# EXTRACTED DATA
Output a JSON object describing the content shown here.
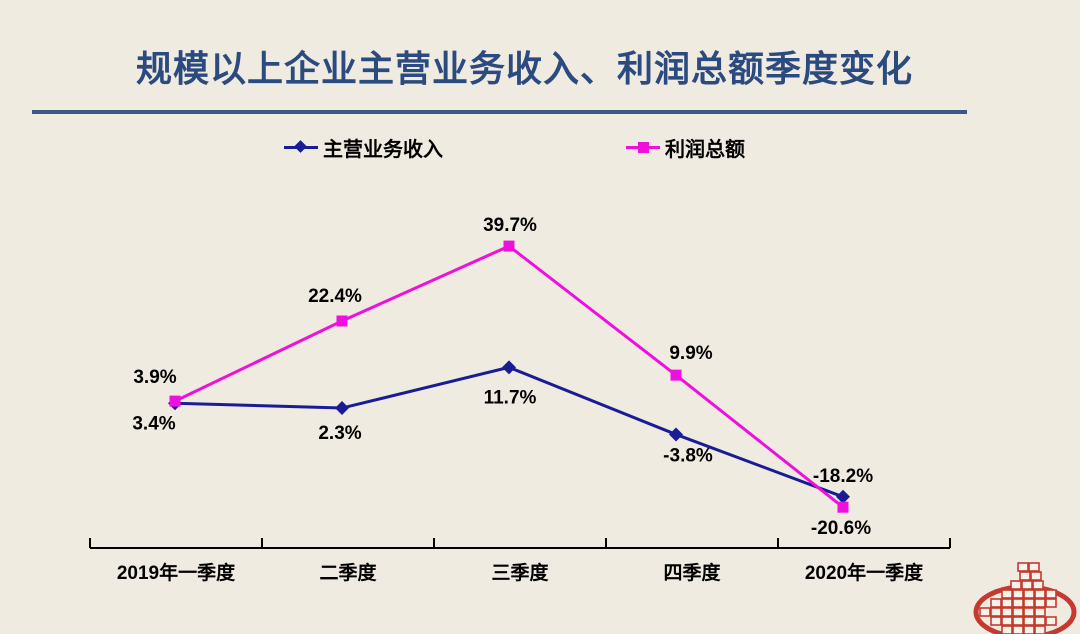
{
  "page": {
    "background_color": "#EFEBE0"
  },
  "header": {
    "title": "规模以上企业主营业务收入、利润总额季度变化",
    "title_color": "#2B4A80",
    "rule_color": "#3A5A85"
  },
  "legend": {
    "items": [
      {
        "label": "主营业务收入",
        "marker": "diamond",
        "color": "#1B1B96"
      },
      {
        "label": "利润总额",
        "marker": "square",
        "color": "#EE10DD"
      }
    ]
  },
  "chart_data": {
    "type": "line",
    "title": "规模以上企业主营业务收入、利润总额季度变化",
    "categories": [
      "2019年一季度",
      "二季度",
      "三季度",
      "四季度",
      "2020年一季度"
    ],
    "unit": "%",
    "series": [
      {
        "name": "主营业务收入",
        "color": "#1B1B96",
        "marker": "diamond",
        "values": [
          3.4,
          2.3,
          11.7,
          -3.8,
          -18.2
        ],
        "data_labels": [
          "3.4%",
          "2.3%",
          "11.7%",
          "-3.8%",
          "-18.2%"
        ],
        "label_offsets": [
          [
            -21,
            26
          ],
          [
            -2,
            31
          ],
          [
            1,
            36
          ],
          [
            12,
            27
          ],
          [
            0,
            -15
          ]
        ]
      },
      {
        "name": "利润总额",
        "color": "#EE10DD",
        "marker": "square",
        "values": [
          3.9,
          22.4,
          39.7,
          9.9,
          -20.6
        ],
        "data_labels": [
          "3.9%",
          "22.4%",
          "39.7%",
          "9.9%",
          "-20.6%"
        ],
        "label_offsets": [
          [
            -20,
            -18
          ],
          [
            -7,
            -19
          ],
          [
            1,
            -15
          ],
          [
            15,
            -16
          ],
          [
            -2,
            27
          ]
        ]
      }
    ],
    "xlabel": "",
    "ylabel": "",
    "ylim": [
      -25,
      45
    ],
    "grid": false,
    "legend_position": "top",
    "axis_color": "#000000",
    "data_label_color": "#000000"
  },
  "logo": {
    "name": "national-bureau-of-statistics-emblem",
    "color": "#C5392F"
  }
}
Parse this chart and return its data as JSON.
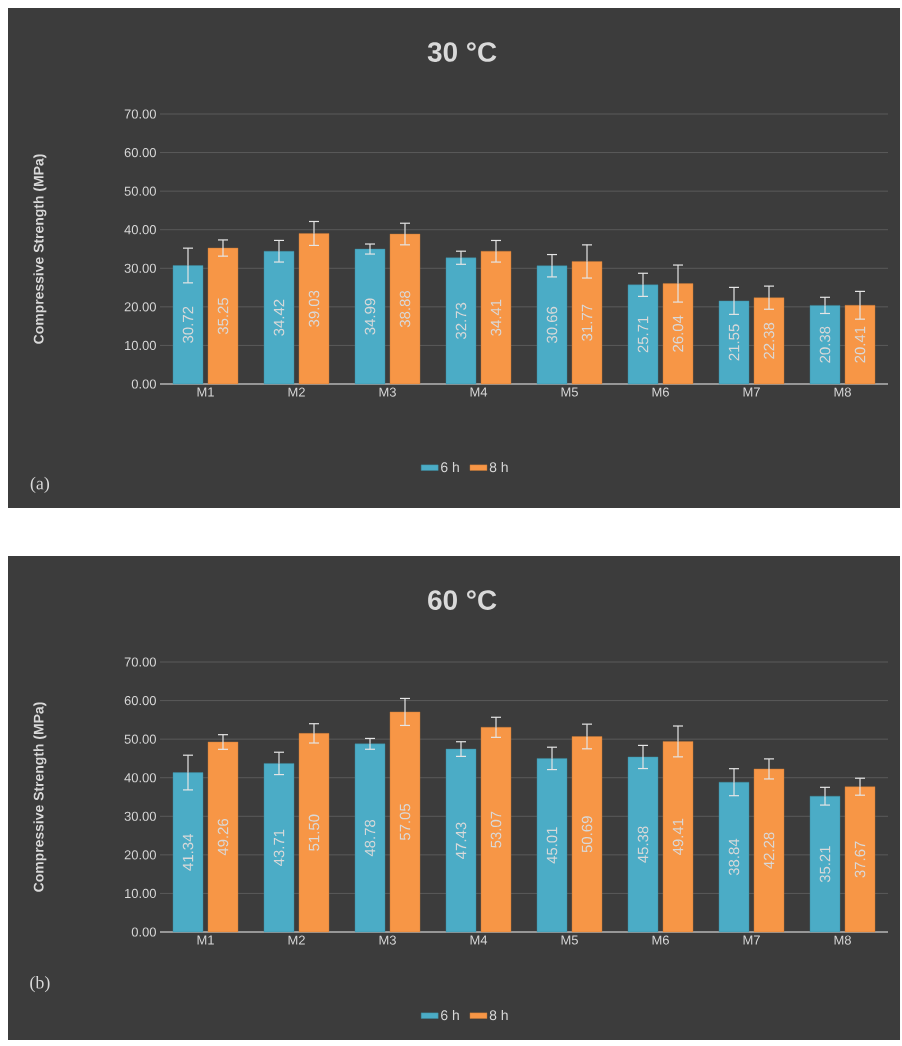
{
  "chart_data": [
    {
      "type": "bar",
      "title": "30 °C",
      "ylabel": "Compressive Strength (MPa)",
      "categories": [
        "M1",
        "M2",
        "M3",
        "M4",
        "M5",
        "M6",
        "M7",
        "M8"
      ],
      "series": [
        {
          "name": "6 h",
          "color": "#4bacc6",
          "values": [
            30.72,
            34.42,
            34.99,
            32.73,
            30.66,
            25.71,
            21.55,
            20.38
          ],
          "errors": [
            4.5,
            2.8,
            1.3,
            1.7,
            2.9,
            3.0,
            3.5,
            2.1
          ],
          "value_labels": [
            "30.72",
            "34.42",
            "34.99",
            "32.73",
            "30.66",
            "25.71",
            "21.55",
            "20.38"
          ]
        },
        {
          "name": "8 h",
          "color": "#f79646",
          "values": [
            35.25,
            39.03,
            38.88,
            34.41,
            31.77,
            26.04,
            22.38,
            20.41
          ],
          "errors": [
            2.1,
            3.1,
            2.8,
            2.8,
            4.3,
            4.8,
            3.0,
            3.6
          ],
          "value_labels": [
            "35.25",
            "39.03",
            "38.88",
            "34.41",
            "31.77",
            "26.04",
            "22.38",
            "20.41"
          ]
        }
      ],
      "ylim": [
        0,
        70
      ],
      "yticks": [
        {
          "value": 0,
          "label": "0.00"
        },
        {
          "value": 10,
          "label": "10.00"
        },
        {
          "value": 20,
          "label": "20.00"
        },
        {
          "value": 30,
          "label": "30.00"
        },
        {
          "value": 40,
          "label": "40.00"
        },
        {
          "value": 50,
          "label": "50.00"
        },
        {
          "value": 60,
          "label": "60.00"
        },
        {
          "value": 70,
          "label": "70.00"
        }
      ],
      "grid": "y",
      "legend": "bottom",
      "annotations": [
        "(a)"
      ]
    },
    {
      "type": "bar",
      "title": "60 °C",
      "ylabel": "Compressive Strength (MPa)",
      "categories": [
        "M1",
        "M2",
        "M3",
        "M4",
        "M5",
        "M6",
        "M7",
        "M8"
      ],
      "series": [
        {
          "name": "6 h",
          "color": "#4bacc6",
          "values": [
            41.34,
            43.71,
            48.78,
            47.43,
            45.01,
            45.38,
            38.84,
            35.21
          ],
          "errors": [
            4.5,
            2.9,
            1.4,
            1.9,
            2.9,
            3.0,
            3.5,
            2.3
          ],
          "value_labels": [
            "41.34",
            "43.71",
            "48.78",
            "47.43",
            "45.01",
            "45.38",
            "38.84",
            "35.21"
          ]
        },
        {
          "name": "8 h",
          "color": "#f79646",
          "values": [
            49.26,
            51.5,
            57.05,
            53.07,
            50.69,
            49.41,
            42.28,
            37.67
          ],
          "errors": [
            1.9,
            2.5,
            3.5,
            2.6,
            3.2,
            4.0,
            2.6,
            2.2
          ],
          "value_labels": [
            "49.26",
            "51.50",
            "57.05",
            "53.07",
            "50.69",
            "49.41",
            "42.28",
            "37.67"
          ]
        }
      ],
      "ylim": [
        0,
        70
      ],
      "yticks": [
        {
          "value": 0,
          "label": "0.00"
        },
        {
          "value": 10,
          "label": "10.00"
        },
        {
          "value": 20,
          "label": "20.00"
        },
        {
          "value": 30,
          "label": "30.00"
        },
        {
          "value": 40,
          "label": "40.00"
        },
        {
          "value": 50,
          "label": "50.00"
        },
        {
          "value": 60,
          "label": "60.00"
        },
        {
          "value": 70,
          "label": "70.00"
        }
      ],
      "grid": "y",
      "legend": "bottom",
      "annotations": [
        "(b)"
      ]
    }
  ]
}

# GIVEN INSTRUCTION
Only a number is wanted: how many lines above include "JSON"?

# EXERCISE RESPONSE
2